» **CHALLENGE**
Your task is to copy every line of this material exactly.

'''

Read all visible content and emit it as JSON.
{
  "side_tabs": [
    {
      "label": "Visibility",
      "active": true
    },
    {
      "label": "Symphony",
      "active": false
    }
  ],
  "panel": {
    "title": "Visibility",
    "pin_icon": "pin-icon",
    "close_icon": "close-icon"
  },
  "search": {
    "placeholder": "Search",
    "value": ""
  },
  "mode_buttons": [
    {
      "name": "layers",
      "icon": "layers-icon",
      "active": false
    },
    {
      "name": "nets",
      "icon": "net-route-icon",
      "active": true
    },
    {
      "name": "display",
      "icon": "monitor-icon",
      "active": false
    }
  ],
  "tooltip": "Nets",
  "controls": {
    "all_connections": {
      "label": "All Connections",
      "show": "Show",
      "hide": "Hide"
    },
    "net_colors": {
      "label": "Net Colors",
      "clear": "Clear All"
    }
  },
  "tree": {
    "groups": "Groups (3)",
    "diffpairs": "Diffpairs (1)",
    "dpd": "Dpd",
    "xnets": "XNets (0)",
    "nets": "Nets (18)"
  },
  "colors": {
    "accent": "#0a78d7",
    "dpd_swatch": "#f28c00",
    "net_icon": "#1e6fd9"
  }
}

'''

» **TASK ANSWER**
Read all visible content and emit it as JSON.
{
  "side_tabs": [
    {
      "label": "Visibility",
      "active": true
    },
    {
      "label": "Symphony",
      "active": false
    }
  ],
  "panel": {
    "title": "Visibility",
    "pin_icon": "pin-icon",
    "close_icon": "close-icon"
  },
  "search": {
    "placeholder": "Search",
    "value": ""
  },
  "mode_buttons": [
    {
      "name": "layers",
      "icon": "layers-icon",
      "active": false
    },
    {
      "name": "nets",
      "icon": "net-route-icon",
      "active": true
    },
    {
      "name": "display",
      "icon": "monitor-icon",
      "active": false
    }
  ],
  "tooltip": "Nets",
  "controls": {
    "all_connections": {
      "label": "All Connections",
      "show": "Show",
      "hide": "Hide"
    },
    "net_colors": {
      "label": "Net Colors",
      "clear": "Clear All"
    }
  },
  "tree": {
    "groups": "Groups (3)",
    "diffpairs": "Diffpairs (1)",
    "dpd": "Dpd",
    "xnets": "XNets (0)",
    "nets": "Nets (18)"
  },
  "colors": {
    "accent": "#0a78d7",
    "dpd_swatch": "#f28c00",
    "net_icon": "#1e6fd9"
  }
}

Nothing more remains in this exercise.